-- begin --

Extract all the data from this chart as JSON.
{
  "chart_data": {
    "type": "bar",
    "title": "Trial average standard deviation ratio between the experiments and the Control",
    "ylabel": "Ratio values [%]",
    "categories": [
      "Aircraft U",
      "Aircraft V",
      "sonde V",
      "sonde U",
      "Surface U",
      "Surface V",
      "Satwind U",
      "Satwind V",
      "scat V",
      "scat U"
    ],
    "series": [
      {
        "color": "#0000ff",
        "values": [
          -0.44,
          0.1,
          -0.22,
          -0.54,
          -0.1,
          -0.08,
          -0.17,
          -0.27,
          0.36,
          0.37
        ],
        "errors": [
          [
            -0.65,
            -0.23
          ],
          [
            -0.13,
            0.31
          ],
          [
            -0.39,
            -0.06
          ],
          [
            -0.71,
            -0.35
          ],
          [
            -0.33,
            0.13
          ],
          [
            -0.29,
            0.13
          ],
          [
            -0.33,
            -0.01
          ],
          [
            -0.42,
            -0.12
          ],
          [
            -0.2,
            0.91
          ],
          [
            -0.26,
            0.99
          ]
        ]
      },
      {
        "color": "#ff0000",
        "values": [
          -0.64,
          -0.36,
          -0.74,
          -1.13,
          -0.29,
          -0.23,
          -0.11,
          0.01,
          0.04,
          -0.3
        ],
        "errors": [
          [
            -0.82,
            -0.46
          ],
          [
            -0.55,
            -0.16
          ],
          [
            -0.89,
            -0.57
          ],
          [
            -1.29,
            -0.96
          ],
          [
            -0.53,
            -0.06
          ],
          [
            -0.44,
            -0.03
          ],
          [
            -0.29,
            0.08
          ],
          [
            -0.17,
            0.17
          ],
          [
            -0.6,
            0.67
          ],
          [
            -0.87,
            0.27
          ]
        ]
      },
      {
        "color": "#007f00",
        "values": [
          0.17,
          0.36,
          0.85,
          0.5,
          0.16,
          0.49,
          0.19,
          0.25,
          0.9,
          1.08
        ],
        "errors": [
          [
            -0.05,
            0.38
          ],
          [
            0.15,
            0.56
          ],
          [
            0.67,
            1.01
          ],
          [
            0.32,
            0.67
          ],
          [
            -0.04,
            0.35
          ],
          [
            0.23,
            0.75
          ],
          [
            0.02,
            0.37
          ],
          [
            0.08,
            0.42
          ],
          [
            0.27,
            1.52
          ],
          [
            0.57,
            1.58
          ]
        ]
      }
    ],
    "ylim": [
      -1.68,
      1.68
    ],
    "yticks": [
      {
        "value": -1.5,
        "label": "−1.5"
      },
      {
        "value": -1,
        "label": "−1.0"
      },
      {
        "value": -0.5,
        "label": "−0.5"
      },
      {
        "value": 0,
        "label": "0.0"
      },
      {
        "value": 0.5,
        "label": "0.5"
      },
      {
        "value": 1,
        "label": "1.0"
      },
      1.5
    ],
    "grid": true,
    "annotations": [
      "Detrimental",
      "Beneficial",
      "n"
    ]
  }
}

-- end --
-- begin --

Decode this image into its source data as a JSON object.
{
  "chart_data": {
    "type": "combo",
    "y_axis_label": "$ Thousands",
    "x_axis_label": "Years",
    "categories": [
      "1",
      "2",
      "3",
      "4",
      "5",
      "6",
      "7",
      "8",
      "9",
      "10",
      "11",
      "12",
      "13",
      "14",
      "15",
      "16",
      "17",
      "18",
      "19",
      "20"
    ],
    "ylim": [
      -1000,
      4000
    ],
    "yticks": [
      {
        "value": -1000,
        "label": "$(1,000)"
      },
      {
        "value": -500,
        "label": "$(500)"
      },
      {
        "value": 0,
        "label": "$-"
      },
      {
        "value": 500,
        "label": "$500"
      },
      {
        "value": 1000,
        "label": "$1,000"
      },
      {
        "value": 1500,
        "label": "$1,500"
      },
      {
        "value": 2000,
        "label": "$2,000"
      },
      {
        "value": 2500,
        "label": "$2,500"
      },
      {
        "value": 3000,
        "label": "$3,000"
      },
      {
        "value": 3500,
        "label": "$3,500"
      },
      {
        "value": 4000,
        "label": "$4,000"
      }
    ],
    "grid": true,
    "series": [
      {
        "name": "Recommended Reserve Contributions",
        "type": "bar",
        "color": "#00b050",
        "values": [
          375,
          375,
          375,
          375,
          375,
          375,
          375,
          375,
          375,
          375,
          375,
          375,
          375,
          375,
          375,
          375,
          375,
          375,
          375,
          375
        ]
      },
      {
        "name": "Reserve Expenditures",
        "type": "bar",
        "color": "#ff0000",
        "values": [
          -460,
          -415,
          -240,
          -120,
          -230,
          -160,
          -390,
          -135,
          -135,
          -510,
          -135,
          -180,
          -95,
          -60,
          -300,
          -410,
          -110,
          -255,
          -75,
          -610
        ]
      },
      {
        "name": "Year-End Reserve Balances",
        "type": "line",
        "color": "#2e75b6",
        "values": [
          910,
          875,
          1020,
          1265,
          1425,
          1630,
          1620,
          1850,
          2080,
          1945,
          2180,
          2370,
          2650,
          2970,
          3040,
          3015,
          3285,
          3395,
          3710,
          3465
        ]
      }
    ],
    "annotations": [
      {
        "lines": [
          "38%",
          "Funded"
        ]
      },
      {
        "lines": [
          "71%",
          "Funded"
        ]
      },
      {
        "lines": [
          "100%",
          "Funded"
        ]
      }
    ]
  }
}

-- end --

#### Your goal
Show every line from the listing above in which the string "JSON" appears.

#### Reply to the exercise
Extract all the data from this chart as JSON.
Decode this image into its source data as a JSON object.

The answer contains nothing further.